▶ Problem to work on: What follows is a set of records, each of which is to be written out exactly.

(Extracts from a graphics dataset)
— Start —
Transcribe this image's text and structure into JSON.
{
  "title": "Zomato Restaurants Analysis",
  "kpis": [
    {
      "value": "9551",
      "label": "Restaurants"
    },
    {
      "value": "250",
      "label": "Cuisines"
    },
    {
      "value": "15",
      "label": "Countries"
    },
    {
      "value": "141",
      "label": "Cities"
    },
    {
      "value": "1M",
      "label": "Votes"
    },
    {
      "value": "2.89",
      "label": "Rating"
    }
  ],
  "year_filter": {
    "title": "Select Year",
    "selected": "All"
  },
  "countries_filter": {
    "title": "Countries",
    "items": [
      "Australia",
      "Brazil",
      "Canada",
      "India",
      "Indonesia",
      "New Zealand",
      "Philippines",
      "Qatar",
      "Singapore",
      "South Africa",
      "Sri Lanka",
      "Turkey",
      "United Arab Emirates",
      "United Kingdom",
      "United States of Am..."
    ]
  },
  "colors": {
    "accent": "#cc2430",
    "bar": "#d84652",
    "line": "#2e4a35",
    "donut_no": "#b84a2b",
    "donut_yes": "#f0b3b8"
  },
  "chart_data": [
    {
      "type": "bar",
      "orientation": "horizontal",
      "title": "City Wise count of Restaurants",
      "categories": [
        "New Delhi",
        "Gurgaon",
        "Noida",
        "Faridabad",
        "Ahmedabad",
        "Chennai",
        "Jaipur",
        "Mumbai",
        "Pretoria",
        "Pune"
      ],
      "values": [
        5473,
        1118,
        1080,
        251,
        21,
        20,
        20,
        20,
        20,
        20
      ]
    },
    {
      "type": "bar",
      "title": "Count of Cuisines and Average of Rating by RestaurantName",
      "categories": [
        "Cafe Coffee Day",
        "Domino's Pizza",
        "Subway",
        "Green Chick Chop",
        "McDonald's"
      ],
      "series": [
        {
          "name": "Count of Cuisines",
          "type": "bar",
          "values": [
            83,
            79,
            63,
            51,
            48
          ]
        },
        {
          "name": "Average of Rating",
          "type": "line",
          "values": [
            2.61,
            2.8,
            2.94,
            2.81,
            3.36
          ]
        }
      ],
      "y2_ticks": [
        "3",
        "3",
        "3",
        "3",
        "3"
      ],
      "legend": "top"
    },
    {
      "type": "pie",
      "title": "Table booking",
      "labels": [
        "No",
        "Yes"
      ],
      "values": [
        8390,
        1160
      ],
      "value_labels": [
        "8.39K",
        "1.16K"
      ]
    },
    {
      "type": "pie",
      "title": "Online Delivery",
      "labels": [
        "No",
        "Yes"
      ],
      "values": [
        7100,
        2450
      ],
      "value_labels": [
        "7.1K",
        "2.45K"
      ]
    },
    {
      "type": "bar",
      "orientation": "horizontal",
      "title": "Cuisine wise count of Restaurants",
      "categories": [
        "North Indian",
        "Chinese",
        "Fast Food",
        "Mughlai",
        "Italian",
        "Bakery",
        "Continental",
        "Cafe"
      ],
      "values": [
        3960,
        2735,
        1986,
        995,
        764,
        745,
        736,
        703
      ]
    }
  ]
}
— End —
▶ Solution to this problem:
Transcribe this image's text and structure into JSON.
{
  "title": "Zomato Restaurants Analysis",
  "kpis": [
    {
      "value": "9551",
      "label": "Restaurants"
    },
    {
      "value": "250",
      "label": "Cuisines"
    },
    {
      "value": "15",
      "label": "Countries"
    },
    {
      "value": "141",
      "label": "Cities"
    },
    {
      "value": "1M",
      "label": "Votes"
    },
    {
      "value": "2.89",
      "label": "Rating"
    }
  ],
  "year_filter": {
    "title": "Select Year",
    "selected": "All"
  },
  "countries_filter": {
    "title": "Countries",
    "items": [
      "Australia",
      "Brazil",
      "Canada",
      "India",
      "Indonesia",
      "New Zealand",
      "Philippines",
      "Qatar",
      "Singapore",
      "South Africa",
      "Sri Lanka",
      "Turkey",
      "United Arab Emirates",
      "United Kingdom",
      "United States of Am..."
    ]
  },
  "colors": {
    "accent": "#cc2430",
    "bar": "#d84652",
    "line": "#2e4a35",
    "donut_no": "#b84a2b",
    "donut_yes": "#f0b3b8"
  },
  "chart_data": [
    {
      "type": "bar",
      "orientation": "horizontal",
      "title": "City Wise count of Restaurants",
      "categories": [
        "New Delhi",
        "Gurgaon",
        "Noida",
        "Faridabad",
        "Ahmedabad",
        "Chennai",
        "Jaipur",
        "Mumbai",
        "Pretoria",
        "Pune"
      ],
      "values": [
        5473,
        1118,
        1080,
        251,
        21,
        20,
        20,
        20,
        20,
        20
      ]
    },
    {
      "type": "bar",
      "title": "Count of Cuisines and Average of Rating by RestaurantName",
      "categories": [
        "Cafe Coffee Day",
        "Domino's Pizza",
        "Subway",
        "Green Chick Chop",
        "McDonald's"
      ],
      "series": [
        {
          "name": "Count of Cuisines",
          "type": "bar",
          "values": [
            83,
            79,
            63,
            51,
            48
          ]
        },
        {
          "name": "Average of Rating",
          "type": "line",
          "values": [
            2.61,
            2.8,
            2.94,
            2.81,
            3.36
          ]
        }
      ],
      "y2_ticks": [
        "3",
        "3",
        "3",
        "3",
        "3"
      ],
      "legend": "top"
    },
    {
      "type": "pie",
      "title": "Table booking",
      "labels": [
        "No",
        "Yes"
      ],
      "values": [
        8390,
        1160
      ],
      "value_labels": [
        "8.39K",
        "1.16K"
      ]
    },
    {
      "type": "pie",
      "title": "Online Delivery",
      "labels": [
        "No",
        "Yes"
      ],
      "values": [
        7100,
        2450
      ],
      "value_labels": [
        "7.1K",
        "2.45K"
      ]
    },
    {
      "type": "bar",
      "orientation": "horizontal",
      "title": "Cuisine wise count of Restaurants",
      "categories": [
        "North Indian",
        "Chinese",
        "Fast Food",
        "Mughlai",
        "Italian",
        "Bakery",
        "Continental",
        "Cafe"
      ],
      "values": [
        3960,
        2735,
        1986,
        995,
        764,
        745,
        736,
        703
      ]
    }
  ]
}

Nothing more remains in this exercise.